• _WHAT IS EXPECTED_
Reproduce all of the listing below without alteration.

• _PROVIDED INFORMATION_
§ §

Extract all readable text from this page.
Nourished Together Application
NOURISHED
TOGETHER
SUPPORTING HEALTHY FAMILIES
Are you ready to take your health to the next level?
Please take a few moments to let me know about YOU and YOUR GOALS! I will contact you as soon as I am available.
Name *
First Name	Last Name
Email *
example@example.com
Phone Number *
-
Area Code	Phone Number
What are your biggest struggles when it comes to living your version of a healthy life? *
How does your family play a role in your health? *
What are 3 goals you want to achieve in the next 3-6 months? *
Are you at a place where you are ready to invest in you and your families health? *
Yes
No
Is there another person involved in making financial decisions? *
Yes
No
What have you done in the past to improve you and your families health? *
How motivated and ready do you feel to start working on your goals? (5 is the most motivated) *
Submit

§ §

• _CORRECT ANSWER_
Extract all readable text from this page.
Nourished Together Application
NOURISHED
TOGETHER
SUPPORTING HEALTHY FAMILIES
Are you ready to take your health to the next level?
Please take a few moments to let me know about YOU and YOUR GOALS! I will contact you as soon as I am available.
Name *
First Name	Last Name
Email *
example@example.com
Phone Number *
-
Area Code	Phone Number
What are your biggest struggles when it comes to living your version of a healthy life? *
How does your family play a role in your health? *
What are 3 goals you want to achieve in the next 3-6 months? *
Are you at a place where you are ready to invest in you and your families health? *
Yes
No
Is there another person involved in making financial decisions? *
Yes
No
What have you done in the past to improve you and your families health? *
How motivated and ready do you feel to start working on your goals? (5 is the most motivated) *
Submit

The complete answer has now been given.